Directions for this task: How many of the lines that follow contain the word "versions"? Give only the number.
# # #
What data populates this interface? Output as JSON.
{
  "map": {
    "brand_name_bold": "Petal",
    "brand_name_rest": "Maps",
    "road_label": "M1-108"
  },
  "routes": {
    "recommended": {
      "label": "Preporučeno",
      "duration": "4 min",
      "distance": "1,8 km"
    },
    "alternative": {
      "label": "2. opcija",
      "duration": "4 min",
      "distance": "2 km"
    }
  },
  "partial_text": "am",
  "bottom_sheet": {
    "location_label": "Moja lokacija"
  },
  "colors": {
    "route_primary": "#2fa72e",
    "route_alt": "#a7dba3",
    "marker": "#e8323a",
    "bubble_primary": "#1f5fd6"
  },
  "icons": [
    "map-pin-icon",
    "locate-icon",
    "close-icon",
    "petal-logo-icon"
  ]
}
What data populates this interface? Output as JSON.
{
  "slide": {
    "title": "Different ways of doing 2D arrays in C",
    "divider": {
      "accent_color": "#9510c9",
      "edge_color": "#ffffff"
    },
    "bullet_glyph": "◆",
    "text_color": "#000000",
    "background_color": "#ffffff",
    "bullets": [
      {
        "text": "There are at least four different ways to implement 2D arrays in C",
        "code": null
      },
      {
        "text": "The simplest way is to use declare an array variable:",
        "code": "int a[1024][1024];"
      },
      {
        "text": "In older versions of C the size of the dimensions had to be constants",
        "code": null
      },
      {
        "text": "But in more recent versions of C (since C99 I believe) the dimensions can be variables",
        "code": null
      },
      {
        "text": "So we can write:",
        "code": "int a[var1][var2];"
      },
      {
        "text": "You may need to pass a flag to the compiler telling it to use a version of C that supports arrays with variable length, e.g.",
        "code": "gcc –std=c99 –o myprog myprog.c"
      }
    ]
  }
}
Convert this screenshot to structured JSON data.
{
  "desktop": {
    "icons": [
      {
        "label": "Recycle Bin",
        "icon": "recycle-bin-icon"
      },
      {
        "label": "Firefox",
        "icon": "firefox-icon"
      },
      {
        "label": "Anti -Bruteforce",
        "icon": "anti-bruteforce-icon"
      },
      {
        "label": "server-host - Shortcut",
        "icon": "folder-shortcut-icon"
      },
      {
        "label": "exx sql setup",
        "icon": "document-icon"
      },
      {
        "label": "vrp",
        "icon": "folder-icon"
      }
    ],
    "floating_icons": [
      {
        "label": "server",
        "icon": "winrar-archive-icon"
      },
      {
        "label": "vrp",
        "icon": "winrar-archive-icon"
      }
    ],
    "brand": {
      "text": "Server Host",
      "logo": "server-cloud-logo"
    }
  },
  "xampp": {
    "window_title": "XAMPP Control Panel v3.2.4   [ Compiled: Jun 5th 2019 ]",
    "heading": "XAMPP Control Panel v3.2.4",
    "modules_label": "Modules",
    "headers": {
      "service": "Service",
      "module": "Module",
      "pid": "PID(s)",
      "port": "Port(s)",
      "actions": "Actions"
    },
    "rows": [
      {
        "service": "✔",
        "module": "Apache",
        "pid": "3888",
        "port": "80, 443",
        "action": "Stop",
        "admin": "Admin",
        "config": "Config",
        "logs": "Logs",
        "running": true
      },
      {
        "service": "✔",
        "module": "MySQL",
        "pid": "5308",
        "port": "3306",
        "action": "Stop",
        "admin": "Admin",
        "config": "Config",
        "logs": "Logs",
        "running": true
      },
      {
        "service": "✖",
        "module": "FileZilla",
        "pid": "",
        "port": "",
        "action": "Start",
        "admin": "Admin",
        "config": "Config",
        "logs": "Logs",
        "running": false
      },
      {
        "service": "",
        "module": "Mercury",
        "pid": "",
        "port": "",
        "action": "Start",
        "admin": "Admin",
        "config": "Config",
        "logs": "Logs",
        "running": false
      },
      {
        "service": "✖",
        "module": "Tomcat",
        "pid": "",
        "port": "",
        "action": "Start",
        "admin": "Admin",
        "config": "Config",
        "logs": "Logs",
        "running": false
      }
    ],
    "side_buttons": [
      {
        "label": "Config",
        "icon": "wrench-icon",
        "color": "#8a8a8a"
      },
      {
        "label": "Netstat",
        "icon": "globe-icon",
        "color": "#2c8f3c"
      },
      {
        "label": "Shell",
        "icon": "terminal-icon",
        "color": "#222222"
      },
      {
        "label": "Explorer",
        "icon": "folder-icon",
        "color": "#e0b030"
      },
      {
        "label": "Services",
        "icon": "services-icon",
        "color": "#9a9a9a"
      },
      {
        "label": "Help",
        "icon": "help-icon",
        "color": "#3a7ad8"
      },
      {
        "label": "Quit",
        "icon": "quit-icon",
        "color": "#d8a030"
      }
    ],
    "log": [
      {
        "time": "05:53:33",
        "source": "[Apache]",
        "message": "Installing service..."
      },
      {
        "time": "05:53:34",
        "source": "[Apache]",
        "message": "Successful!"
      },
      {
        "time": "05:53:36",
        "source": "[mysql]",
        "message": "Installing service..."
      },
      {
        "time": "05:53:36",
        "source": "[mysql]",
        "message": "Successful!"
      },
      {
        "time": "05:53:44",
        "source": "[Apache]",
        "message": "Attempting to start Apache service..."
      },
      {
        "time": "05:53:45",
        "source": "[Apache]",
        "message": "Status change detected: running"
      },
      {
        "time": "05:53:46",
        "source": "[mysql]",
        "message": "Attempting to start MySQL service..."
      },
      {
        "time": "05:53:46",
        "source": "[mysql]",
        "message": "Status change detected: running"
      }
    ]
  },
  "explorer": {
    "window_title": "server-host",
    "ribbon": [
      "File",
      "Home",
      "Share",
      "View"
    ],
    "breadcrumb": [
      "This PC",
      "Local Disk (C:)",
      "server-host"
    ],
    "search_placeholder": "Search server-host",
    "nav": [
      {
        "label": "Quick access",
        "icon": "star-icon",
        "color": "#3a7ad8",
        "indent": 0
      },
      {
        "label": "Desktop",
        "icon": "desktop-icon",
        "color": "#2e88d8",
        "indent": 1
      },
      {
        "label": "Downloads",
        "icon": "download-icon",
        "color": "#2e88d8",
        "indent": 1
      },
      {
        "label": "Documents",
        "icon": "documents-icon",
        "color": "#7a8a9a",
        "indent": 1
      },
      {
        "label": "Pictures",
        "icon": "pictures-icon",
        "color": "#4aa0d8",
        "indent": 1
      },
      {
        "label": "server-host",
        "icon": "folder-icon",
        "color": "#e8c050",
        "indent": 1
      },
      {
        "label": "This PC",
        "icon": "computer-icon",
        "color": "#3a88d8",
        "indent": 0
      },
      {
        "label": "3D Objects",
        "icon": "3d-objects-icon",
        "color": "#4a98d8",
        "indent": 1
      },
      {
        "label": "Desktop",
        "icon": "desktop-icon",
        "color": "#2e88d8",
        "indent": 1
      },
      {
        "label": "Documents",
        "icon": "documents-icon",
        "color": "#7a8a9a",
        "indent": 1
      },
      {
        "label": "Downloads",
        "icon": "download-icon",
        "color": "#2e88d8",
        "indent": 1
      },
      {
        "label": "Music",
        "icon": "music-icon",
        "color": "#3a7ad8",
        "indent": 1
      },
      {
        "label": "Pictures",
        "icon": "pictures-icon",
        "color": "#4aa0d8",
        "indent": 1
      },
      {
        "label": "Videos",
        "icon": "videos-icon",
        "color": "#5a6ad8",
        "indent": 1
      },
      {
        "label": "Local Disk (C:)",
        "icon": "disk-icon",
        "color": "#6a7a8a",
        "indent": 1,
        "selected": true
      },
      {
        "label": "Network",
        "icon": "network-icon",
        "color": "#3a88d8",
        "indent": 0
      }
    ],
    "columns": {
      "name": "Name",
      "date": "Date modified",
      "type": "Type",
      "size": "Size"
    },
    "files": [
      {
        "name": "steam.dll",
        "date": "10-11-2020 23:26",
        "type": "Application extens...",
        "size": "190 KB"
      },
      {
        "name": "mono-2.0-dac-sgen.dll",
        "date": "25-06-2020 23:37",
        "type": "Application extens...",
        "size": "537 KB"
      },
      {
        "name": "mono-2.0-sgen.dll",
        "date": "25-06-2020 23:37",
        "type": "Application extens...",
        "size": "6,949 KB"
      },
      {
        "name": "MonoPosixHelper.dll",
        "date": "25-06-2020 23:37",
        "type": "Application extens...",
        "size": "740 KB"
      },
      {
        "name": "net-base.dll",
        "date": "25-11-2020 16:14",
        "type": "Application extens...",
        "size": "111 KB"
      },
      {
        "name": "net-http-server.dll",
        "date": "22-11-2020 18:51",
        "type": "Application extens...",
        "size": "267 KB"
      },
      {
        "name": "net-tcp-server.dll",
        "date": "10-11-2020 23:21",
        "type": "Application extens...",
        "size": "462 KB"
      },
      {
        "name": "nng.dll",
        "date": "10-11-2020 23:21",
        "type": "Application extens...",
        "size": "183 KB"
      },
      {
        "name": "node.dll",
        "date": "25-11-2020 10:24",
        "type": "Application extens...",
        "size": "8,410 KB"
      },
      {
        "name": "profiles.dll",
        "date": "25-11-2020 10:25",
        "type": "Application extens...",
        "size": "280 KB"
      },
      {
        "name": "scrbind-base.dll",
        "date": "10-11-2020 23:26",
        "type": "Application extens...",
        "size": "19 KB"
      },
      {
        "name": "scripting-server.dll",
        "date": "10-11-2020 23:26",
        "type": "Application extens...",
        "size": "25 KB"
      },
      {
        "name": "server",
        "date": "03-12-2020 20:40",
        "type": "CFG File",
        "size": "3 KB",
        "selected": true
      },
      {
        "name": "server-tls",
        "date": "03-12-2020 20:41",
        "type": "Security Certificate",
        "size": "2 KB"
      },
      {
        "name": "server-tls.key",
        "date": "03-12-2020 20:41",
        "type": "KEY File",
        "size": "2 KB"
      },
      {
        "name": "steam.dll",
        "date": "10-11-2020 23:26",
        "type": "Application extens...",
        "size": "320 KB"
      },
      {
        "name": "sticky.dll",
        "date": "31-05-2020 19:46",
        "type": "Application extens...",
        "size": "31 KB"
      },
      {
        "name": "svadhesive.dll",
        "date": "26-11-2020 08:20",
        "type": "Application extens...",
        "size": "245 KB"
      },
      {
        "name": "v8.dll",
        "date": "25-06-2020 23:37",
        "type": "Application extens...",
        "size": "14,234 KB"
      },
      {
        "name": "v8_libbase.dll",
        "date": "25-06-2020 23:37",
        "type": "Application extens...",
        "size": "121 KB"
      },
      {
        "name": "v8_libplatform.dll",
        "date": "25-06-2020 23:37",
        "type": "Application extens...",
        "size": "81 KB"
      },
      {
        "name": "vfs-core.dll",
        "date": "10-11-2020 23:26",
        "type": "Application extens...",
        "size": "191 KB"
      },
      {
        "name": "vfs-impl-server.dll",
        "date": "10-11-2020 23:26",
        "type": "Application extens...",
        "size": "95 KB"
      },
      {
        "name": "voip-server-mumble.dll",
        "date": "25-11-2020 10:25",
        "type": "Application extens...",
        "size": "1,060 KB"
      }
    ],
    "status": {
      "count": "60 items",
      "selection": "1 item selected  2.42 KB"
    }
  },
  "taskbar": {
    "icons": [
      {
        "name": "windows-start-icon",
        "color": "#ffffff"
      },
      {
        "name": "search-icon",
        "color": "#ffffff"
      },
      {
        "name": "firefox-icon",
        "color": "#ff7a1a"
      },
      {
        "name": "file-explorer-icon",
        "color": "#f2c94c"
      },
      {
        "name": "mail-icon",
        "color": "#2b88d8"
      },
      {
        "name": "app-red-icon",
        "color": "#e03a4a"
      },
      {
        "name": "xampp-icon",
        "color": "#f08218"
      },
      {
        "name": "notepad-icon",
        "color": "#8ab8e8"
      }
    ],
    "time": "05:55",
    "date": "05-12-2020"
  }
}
# # #
Output for this task: 2